◆ **Passage for review**:
++++++++++++++++++++

Perils in a Pillbox: Opioid Addiction, Death
By Martha Michael
The numbers don’t lie, and they tell a terrible truth. Few trends are as apparent as the rise of opioid use and the resulting epidemic of addiction.
According to the National Institute on Drug Abuse, approximately 115 Americans die of an overdose every day. And the rates of addiction to opioids, including synthetics such as fentanyl, heroin and prescription pain medications, are alarming.
It’s more than a public health crisis -- it affects society on many levels, including a mounting economic impact. The Centers for Disease Control and Prevention says that prescription opioids alone cost Americans and business $78.5 billion a year, including healthcare expenses, loss of productivity, addiction treatment and criminal costs.
Three Waves of the Crisis
The epidemic began in the early 1990s when the rate of opioid prescriptions rose sharply, according to the National Capital Poison Center. Pharmaceutical companies assured the medical community there was no threat of addiction -- a notion that was disproved with time.

++++++++++++++++++++

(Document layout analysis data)
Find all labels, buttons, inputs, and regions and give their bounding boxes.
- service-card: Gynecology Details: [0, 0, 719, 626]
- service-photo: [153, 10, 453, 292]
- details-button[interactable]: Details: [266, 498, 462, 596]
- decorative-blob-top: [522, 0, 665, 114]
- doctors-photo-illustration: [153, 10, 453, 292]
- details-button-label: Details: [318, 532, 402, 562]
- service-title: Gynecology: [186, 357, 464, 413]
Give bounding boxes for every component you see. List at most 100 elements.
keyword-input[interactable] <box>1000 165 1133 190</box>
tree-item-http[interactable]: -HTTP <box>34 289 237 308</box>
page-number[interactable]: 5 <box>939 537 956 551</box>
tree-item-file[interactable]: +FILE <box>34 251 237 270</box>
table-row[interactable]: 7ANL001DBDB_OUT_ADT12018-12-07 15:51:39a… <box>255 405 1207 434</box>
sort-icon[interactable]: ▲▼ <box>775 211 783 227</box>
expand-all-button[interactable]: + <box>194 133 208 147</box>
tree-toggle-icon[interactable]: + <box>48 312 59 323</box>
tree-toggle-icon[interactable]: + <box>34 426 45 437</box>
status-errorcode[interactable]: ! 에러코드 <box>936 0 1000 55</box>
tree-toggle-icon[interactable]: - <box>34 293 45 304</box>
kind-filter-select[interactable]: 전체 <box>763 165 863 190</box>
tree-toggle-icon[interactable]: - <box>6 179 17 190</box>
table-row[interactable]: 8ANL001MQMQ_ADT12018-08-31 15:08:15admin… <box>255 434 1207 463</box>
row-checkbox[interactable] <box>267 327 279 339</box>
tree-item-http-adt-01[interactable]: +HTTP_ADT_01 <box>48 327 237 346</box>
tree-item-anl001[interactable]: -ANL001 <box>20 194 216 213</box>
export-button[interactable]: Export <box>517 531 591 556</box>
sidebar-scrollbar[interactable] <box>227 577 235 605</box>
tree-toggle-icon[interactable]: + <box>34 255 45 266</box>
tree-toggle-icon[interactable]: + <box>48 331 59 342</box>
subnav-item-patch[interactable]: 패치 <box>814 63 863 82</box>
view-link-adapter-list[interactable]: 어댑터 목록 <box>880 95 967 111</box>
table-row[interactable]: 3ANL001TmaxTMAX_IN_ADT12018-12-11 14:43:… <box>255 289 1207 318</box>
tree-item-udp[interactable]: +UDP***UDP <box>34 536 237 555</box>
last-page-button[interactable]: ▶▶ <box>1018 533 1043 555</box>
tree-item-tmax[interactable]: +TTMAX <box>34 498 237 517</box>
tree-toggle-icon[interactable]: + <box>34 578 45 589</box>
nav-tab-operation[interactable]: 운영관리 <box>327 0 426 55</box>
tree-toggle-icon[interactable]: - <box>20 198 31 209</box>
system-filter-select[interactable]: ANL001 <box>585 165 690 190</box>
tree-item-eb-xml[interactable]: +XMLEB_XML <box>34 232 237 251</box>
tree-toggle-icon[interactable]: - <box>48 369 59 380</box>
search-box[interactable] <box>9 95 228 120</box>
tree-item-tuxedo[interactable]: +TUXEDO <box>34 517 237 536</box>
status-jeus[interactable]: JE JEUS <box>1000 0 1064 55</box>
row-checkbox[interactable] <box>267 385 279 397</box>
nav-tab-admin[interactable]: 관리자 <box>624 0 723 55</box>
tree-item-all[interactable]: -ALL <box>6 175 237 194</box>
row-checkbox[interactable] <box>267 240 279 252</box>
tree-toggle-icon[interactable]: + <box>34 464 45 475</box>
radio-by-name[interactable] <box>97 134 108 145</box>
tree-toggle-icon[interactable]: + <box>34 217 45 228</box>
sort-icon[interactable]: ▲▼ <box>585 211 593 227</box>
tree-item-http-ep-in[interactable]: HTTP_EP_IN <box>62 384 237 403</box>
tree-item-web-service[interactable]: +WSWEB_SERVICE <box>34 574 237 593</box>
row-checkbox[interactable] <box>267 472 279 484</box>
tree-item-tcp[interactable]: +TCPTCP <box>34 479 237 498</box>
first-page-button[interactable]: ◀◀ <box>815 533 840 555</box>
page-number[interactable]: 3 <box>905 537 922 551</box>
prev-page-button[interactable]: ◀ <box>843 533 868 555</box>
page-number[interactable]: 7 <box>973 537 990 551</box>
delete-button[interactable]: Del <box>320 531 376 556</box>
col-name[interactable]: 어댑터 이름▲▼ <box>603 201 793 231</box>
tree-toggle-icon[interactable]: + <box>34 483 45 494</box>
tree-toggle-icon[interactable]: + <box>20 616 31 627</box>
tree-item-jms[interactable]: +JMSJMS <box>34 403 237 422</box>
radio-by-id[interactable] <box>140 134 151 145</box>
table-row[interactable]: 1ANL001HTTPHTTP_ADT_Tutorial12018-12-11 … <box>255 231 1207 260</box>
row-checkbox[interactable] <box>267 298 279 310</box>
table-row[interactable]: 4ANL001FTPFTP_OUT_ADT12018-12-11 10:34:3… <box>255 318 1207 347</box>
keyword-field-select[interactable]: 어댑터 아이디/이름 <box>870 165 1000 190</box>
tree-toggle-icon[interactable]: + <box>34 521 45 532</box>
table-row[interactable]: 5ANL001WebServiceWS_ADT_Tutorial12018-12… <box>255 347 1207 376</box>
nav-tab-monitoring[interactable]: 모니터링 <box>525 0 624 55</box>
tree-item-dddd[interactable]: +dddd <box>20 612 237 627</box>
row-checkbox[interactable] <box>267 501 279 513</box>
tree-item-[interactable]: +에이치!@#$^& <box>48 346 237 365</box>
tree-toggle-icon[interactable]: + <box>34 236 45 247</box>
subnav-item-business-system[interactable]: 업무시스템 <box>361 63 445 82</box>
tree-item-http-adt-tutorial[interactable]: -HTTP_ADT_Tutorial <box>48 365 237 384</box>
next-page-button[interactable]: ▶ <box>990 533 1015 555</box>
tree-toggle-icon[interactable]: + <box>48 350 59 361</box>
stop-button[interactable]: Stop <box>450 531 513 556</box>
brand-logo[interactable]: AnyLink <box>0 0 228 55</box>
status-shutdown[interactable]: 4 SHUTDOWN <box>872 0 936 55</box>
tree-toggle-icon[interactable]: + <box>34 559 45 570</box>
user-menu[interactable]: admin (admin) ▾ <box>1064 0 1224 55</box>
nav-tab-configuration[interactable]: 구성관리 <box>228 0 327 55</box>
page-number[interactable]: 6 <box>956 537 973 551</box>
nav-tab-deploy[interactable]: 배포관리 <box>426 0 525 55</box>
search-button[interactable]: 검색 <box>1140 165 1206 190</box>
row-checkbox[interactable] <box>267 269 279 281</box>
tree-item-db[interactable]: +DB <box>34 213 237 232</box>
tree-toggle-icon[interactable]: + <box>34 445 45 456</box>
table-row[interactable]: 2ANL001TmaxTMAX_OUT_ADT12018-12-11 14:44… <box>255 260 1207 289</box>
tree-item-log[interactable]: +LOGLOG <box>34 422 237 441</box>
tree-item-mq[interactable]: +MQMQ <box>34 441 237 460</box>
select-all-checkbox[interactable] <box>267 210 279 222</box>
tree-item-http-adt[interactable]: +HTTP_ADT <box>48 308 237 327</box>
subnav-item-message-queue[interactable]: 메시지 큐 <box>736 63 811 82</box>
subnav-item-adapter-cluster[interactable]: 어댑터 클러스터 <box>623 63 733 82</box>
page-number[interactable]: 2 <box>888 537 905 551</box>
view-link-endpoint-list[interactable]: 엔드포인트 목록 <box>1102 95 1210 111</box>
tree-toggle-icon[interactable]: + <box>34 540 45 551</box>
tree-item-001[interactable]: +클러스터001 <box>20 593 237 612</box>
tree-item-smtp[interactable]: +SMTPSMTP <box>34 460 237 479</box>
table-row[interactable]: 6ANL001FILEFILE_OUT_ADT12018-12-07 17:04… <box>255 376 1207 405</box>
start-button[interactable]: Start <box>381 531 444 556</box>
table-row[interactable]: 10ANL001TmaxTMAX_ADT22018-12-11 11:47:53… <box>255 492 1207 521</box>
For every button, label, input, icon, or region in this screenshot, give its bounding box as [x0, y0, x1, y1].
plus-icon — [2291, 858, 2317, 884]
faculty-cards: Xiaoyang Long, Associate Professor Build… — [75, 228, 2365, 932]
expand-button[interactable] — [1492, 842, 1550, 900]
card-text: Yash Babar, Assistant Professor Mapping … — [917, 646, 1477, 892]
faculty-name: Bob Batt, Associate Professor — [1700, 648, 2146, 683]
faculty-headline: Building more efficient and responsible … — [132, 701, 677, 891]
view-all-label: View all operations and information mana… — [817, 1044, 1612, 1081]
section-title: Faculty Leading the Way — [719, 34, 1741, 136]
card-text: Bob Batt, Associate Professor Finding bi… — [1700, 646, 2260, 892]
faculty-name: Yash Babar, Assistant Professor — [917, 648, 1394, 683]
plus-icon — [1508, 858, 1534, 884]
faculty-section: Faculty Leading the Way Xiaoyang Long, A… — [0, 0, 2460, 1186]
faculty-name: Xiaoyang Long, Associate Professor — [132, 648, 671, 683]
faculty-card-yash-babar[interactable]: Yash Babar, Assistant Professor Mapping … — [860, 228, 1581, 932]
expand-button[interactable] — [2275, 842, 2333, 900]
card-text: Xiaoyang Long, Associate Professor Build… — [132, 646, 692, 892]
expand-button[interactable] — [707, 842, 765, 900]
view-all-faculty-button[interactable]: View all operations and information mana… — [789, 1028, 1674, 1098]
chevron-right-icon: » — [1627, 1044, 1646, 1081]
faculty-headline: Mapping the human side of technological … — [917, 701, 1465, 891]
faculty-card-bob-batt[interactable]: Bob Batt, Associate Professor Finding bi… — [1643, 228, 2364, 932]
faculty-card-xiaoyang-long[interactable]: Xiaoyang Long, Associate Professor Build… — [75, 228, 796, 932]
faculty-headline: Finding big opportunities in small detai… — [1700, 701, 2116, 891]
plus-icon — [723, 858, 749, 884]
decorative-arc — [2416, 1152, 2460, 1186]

++++++++++++++++++++

◆ **What to do**:
1 > Why does the article on opioid addiction call the problem more than a public health crisis? Answer in one to three sentences.
2 > Answer these questions on the article on opioid addiction:
(a) About how many Americans die of an overdose every day, according to the National Institute on Drug Abuse?
(b) What yearly cost does the Centers for Disease Control and Prevention give for prescription opioids alone?
(c) When did the epidemic begin, according to the National Capital Poison Center?
3 > Write the next part of the article on opioid addiction, picking up after its last sentence.
None of the tasks need the entries.

◆ **Task responses**:
1 > It says the crisis affects society on many levels, including a growing economic impact. The Centers for Disease Control and Prevention puts the cost of prescription opioids alone at $78.5 billion a year. That figure covers healthcare, lost productivity, addiction treatment and criminal costs.

2 >
(a) About 115.
(b) $78.5 billion a year.
(c) In the early 1990s.

3 >
A second disastrous wave followed in 2010 when there were efforts to reduce opioid prescriptions, which made them harder to come by. Patients turned to something easier to obtain and cheaper, albeit illegal: heroin.
The rise in heroin use was an equal opportunity consequence -- for both sexes, a wide span of ages and economic levels. A full 80 percent of heroin users reported starting with prescription opioids before turning to the illegal drug, and overdose deaths by heroin rose 286 percent from 2002 to 2013.
On top of that, users were contracting such diseases as HIV/AIDS and hepatitis B and C caused by needles.
A third wave began crashing down in 2013 with a record number of deaths from synthetic opioids such as fentanyl, which rose to its highest level in 2016, with 20,000 fatalities. While most of those were caused by illicit opioid use, not medical fentanyl prescribed to replace other drugs of abuse, the seemingly innocent use of opioids has been devastating. Data from the National Institute on Drug Abuse shows the wide range of its impact, affecting millions across the country.
- Approximately 21 to 29 percent of patients with chronic pain misuse prescription opioids
- About 4 to 6 percent of them later turn to heroin
- From 2016 to 2017, opioid overdoses went up 30 percent in 45 states
- In the same period, the Midwest saw an increase of 70 percent in opioid overdoses
Sending Out an S.O.S.
Strategies are continually being laid out to respond to the opioid addiction crisis.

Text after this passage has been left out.